**Exercise:** Only the pictures are omitted; repeat all other data exactly.

**Dataset:**
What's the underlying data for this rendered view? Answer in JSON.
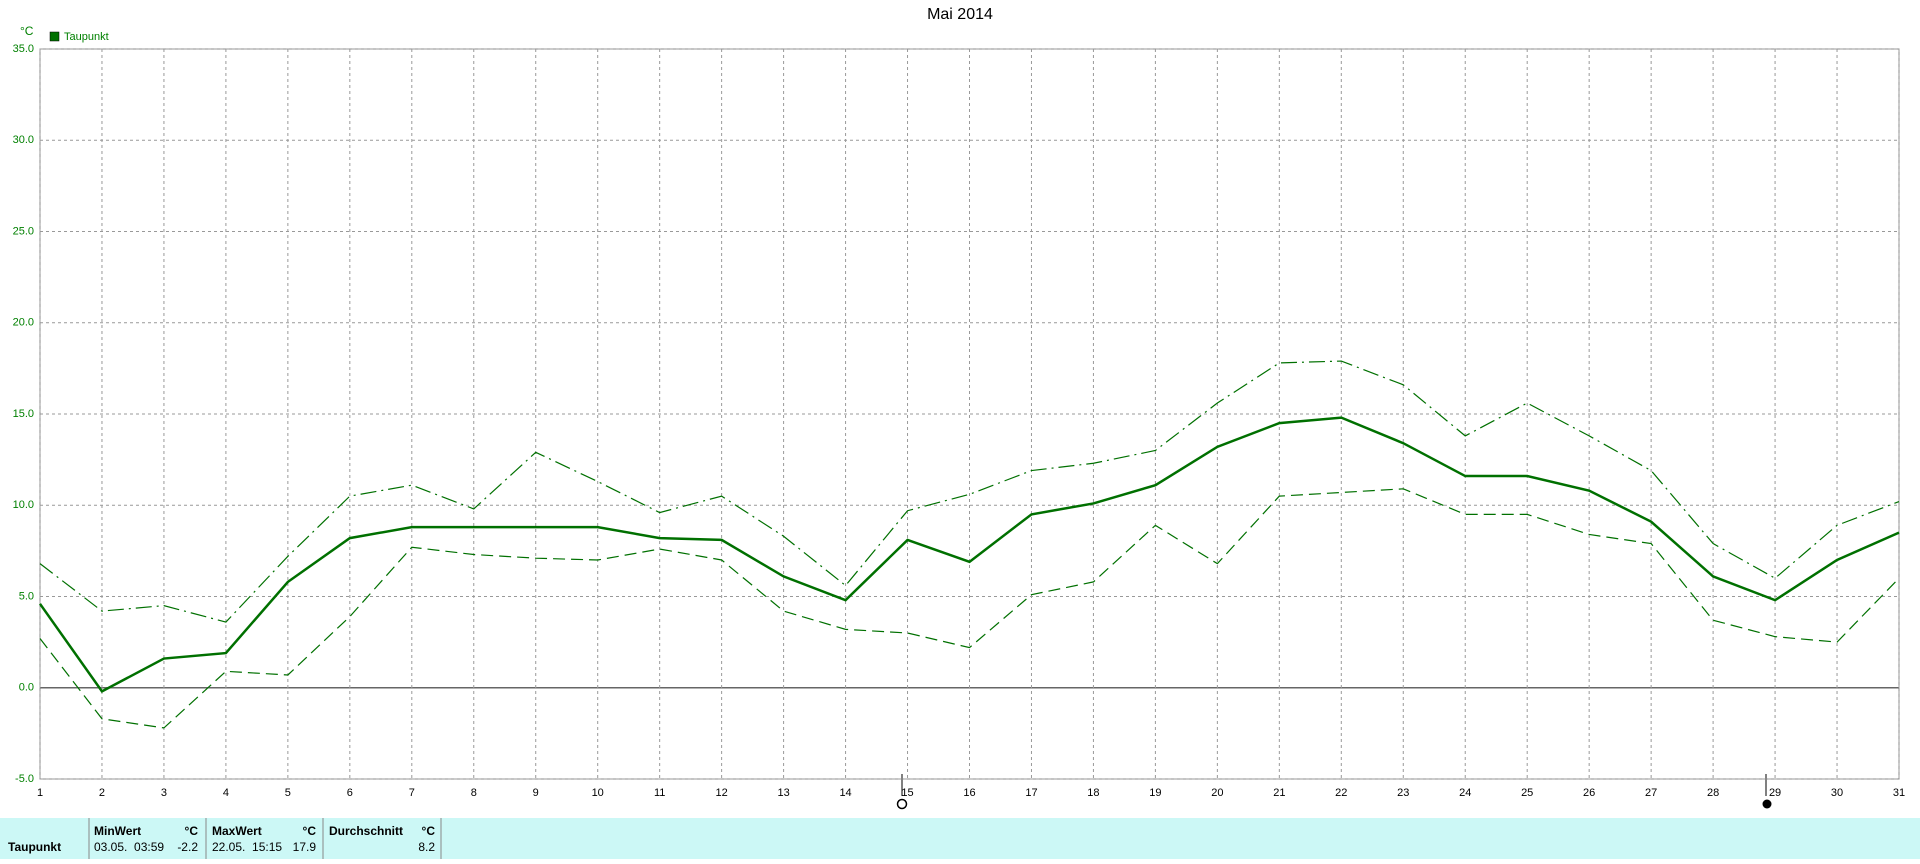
{
  "chart_data": {
    "type": "line",
    "title": "Mai 2014",
    "y_unit": "°C",
    "x": [
      1,
      2,
      3,
      4,
      5,
      6,
      7,
      8,
      9,
      10,
      11,
      12,
      13,
      14,
      15,
      16,
      17,
      18,
      19,
      20,
      21,
      22,
      23,
      24,
      25,
      26,
      27,
      28,
      29,
      30,
      31
    ],
    "xlim": [
      1,
      31
    ],
    "xticks": [
      1,
      2,
      3,
      4,
      5,
      6,
      7,
      8,
      9,
      10,
      11,
      12,
      13,
      14,
      15,
      16,
      17,
      18,
      19,
      20,
      21,
      22,
      23,
      24,
      25,
      26,
      27,
      28,
      29,
      30,
      31
    ],
    "ylim": [
      -5,
      35
    ],
    "yticks": [
      {
        "value": -5,
        "label": "-5.0"
      },
      {
        "value": 0,
        "label": "0.0"
      },
      {
        "value": 5,
        "label": "5.0"
      },
      {
        "value": 10,
        "label": "10.0"
      },
      {
        "value": 15,
        "label": "15.0"
      },
      {
        "value": 20,
        "label": "20.0"
      },
      {
        "value": 25,
        "label": "25.0"
      },
      {
        "value": 30,
        "label": "30.0"
      },
      {
        "value": 35,
        "label": "35.0"
      }
    ],
    "grid": true,
    "legend": "top-left",
    "series": [
      {
        "name": "Taupunkt",
        "color": "#007000",
        "linestyle": "solid",
        "values": [
          4.6,
          -0.2,
          1.6,
          1.9,
          5.8,
          8.2,
          8.8,
          8.8,
          8.8,
          8.8,
          8.2,
          8.1,
          6.1,
          4.8,
          8.1,
          6.9,
          9.5,
          10.1,
          11.1,
          13.2,
          14.5,
          14.8,
          13.4,
          11.6,
          11.6,
          10.8,
          9.1,
          6.1,
          4.8,
          7.0,
          8.5
        ]
      },
      {
        "color": "#007000",
        "linestyle": "dashdot",
        "values": [
          6.8,
          4.2,
          4.5,
          3.6,
          7.2,
          10.5,
          11.1,
          9.8,
          12.9,
          11.3,
          9.6,
          10.5,
          8.3,
          5.6,
          9.7,
          10.6,
          11.9,
          12.3,
          13.0,
          15.6,
          17.8,
          17.9,
          16.6,
          13.8,
          15.6,
          13.8,
          11.9,
          7.9,
          6.0,
          8.9,
          10.2
        ]
      },
      {
        "color": "#007000",
        "linestyle": "dashed",
        "values": [
          2.7,
          -1.7,
          -2.2,
          0.9,
          0.7,
          3.9,
          7.7,
          7.3,
          7.1,
          7.0,
          7.6,
          7.0,
          4.2,
          3.2,
          3.0,
          2.2,
          5.1,
          5.8,
          8.9,
          6.8,
          10.5,
          10.7,
          10.9,
          9.5,
          9.5,
          8.4,
          7.9,
          3.7,
          2.8,
          2.5,
          6.0
        ]
      }
    ]
  },
  "summary": {
    "row_label": "Taupunkt",
    "min": {
      "header": "MinWert",
      "unit": "°C",
      "time": "03.05.  03:59",
      "value": "-2.2"
    },
    "max": {
      "header": "MaxWert",
      "unit": "°C",
      "time": "22.05.  15:15",
      "value": "17.9"
    },
    "avg": {
      "header": "Durchschnitt",
      "unit": "°C",
      "value": "8.2"
    }
  }
}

**Response:**
What's the underlying data for this rendered view? Answer in JSON.
{
  "chart_data": {
    "type": "line",
    "title": "Mai 2014",
    "y_unit": "°C",
    "x": [
      1,
      2,
      3,
      4,
      5,
      6,
      7,
      8,
      9,
      10,
      11,
      12,
      13,
      14,
      15,
      16,
      17,
      18,
      19,
      20,
      21,
      22,
      23,
      24,
      25,
      26,
      27,
      28,
      29,
      30,
      31
    ],
    "xlim": [
      1,
      31
    ],
    "xticks": [
      1,
      2,
      3,
      4,
      5,
      6,
      7,
      8,
      9,
      10,
      11,
      12,
      13,
      14,
      15,
      16,
      17,
      18,
      19,
      20,
      21,
      22,
      23,
      24,
      25,
      26,
      27,
      28,
      29,
      30,
      31
    ],
    "ylim": [
      -5,
      35
    ],
    "yticks": [
      {
        "value": -5,
        "label": "-5.0"
      },
      {
        "value": 0,
        "label": "0.0"
      },
      {
        "value": 5,
        "label": "5.0"
      },
      {
        "value": 10,
        "label": "10.0"
      },
      {
        "value": 15,
        "label": "15.0"
      },
      {
        "value": 20,
        "label": "20.0"
      },
      {
        "value": 25,
        "label": "25.0"
      },
      {
        "value": 30,
        "label": "30.0"
      },
      {
        "value": 35,
        "label": "35.0"
      }
    ],
    "grid": true,
    "legend": "top-left",
    "series": [
      {
        "name": "Taupunkt",
        "color": "#007000",
        "linestyle": "solid",
        "values": [
          4.6,
          -0.2,
          1.6,
          1.9,
          5.8,
          8.2,
          8.8,
          8.8,
          8.8,
          8.8,
          8.2,
          8.1,
          6.1,
          4.8,
          8.1,
          6.9,
          9.5,
          10.1,
          11.1,
          13.2,
          14.5,
          14.8,
          13.4,
          11.6,
          11.6,
          10.8,
          9.1,
          6.1,
          4.8,
          7.0,
          8.5
        ]
      },
      {
        "color": "#007000",
        "linestyle": "dashdot",
        "values": [
          6.8,
          4.2,
          4.5,
          3.6,
          7.2,
          10.5,
          11.1,
          9.8,
          12.9,
          11.3,
          9.6,
          10.5,
          8.3,
          5.6,
          9.7,
          10.6,
          11.9,
          12.3,
          13.0,
          15.6,
          17.8,
          17.9,
          16.6,
          13.8,
          15.6,
          13.8,
          11.9,
          7.9,
          6.0,
          8.9,
          10.2
        ]
      },
      {
        "color": "#007000",
        "linestyle": "dashed",
        "values": [
          2.7,
          -1.7,
          -2.2,
          0.9,
          0.7,
          3.9,
          7.7,
          7.3,
          7.1,
          7.0,
          7.6,
          7.0,
          4.2,
          3.2,
          3.0,
          2.2,
          5.1,
          5.8,
          8.9,
          6.8,
          10.5,
          10.7,
          10.9,
          9.5,
          9.5,
          8.4,
          7.9,
          3.7,
          2.8,
          2.5,
          6.0
        ]
      }
    ]
  },
  "summary": {
    "row_label": "Taupunkt",
    "min": {
      "header": "MinWert",
      "unit": "°C",
      "time": "03.05.  03:59",
      "value": "-2.2"
    },
    "max": {
      "header": "MaxWert",
      "unit": "°C",
      "time": "22.05.  15:15",
      "value": "17.9"
    },
    "avg": {
      "header": "Durchschnitt",
      "unit": "°C",
      "value": "8.2"
    }
  }
}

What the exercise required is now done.